* **Your goal**: Copy the lines below word for word, leaving out the picture.

* **Provided material**:
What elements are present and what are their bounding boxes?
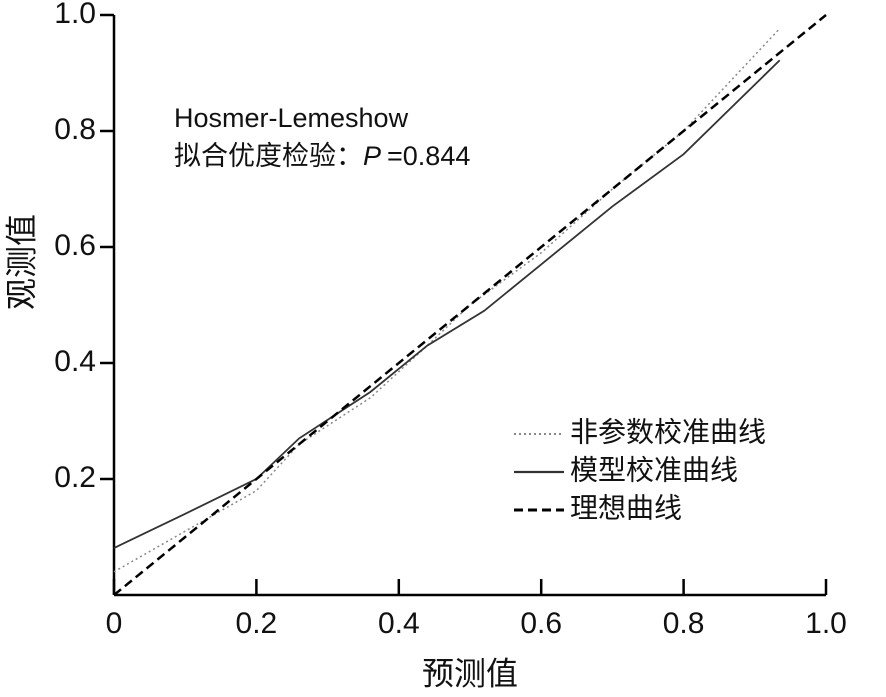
- y-axis-label: 观测值: [3, 214, 39, 310]
- x-tick-label: 0.4: [378, 607, 420, 640]
- y-tick-label: 0.6: [54, 229, 96, 262]
- series-line: [113, 59, 781, 549]
- annotation: =0.844: [387, 141, 470, 171]
- x-tick-label: 0.2: [236, 607, 278, 640]
- x-tick-label: 0.8: [663, 607, 705, 640]
- series-line: [113, 14, 827, 596]
- series-line: [113, 29, 779, 573]
- legend-label: 理想曲线: [570, 492, 682, 523]
- legend-label: 模型校准曲线: [570, 454, 738, 485]
- y-tick-label: 0.4: [54, 345, 96, 378]
- annotation: Hosmer-Lemeshow: [174, 103, 409, 133]
- annotation: 拟合优度检验：: [174, 141, 363, 171]
- annotation: 拟合优度检验：P =0.844: [174, 141, 470, 171]
- x-tick-label: 0.6: [520, 607, 562, 640]
- x-tick-label: 1.0: [805, 607, 847, 640]
- x-tick-label: 0: [106, 607, 123, 640]
- y-tick-label: 1.0: [54, 0, 96, 30]
- legend-label: 非参数校准曲线: [570, 416, 766, 447]
- annotation: P: [363, 141, 381, 171]
- x-axis-label: 预测值: [422, 655, 518, 691]
- y-tick-label: 0.8: [54, 113, 96, 146]
- y-tick-label: 0.2: [54, 461, 96, 494]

* **Solved problem**:
What elements are present and what are their bounding boxes?
- y-axis-label: 观测值: [3, 214, 39, 310]
- x-tick-label: 0.4: [378, 607, 420, 640]
- y-tick-label: 0.6: [54, 229, 96, 262]
- series-line: [113, 59, 781, 549]
- annotation: =0.844: [387, 141, 470, 171]
- x-tick-label: 0.2: [236, 607, 278, 640]
- x-tick-label: 0.8: [663, 607, 705, 640]
- series-line: [113, 14, 827, 596]
- series-line: [113, 29, 779, 573]
- legend-label: 理想曲线: [570, 492, 682, 523]
- legend-label: 模型校准曲线: [570, 454, 738, 485]
- y-tick-label: 0.4: [54, 345, 96, 378]
- annotation: Hosmer-Lemeshow: [174, 103, 409, 133]
- annotation: 拟合优度检验：: [174, 141, 363, 171]
- annotation: 拟合优度检验：P =0.844: [174, 141, 470, 171]
- x-tick-label: 0.6: [520, 607, 562, 640]
- x-tick-label: 1.0: [805, 607, 847, 640]
- x-tick-label: 0: [106, 607, 123, 640]
- y-tick-label: 1.0: [54, 0, 96, 30]
- legend-label: 非参数校准曲线: [570, 416, 766, 447]
- annotation: P: [363, 141, 381, 171]
- x-axis-label: 预测值: [422, 655, 518, 691]
- y-tick-label: 0.8: [54, 113, 96, 146]
- y-tick-label: 0.2: [54, 461, 96, 494]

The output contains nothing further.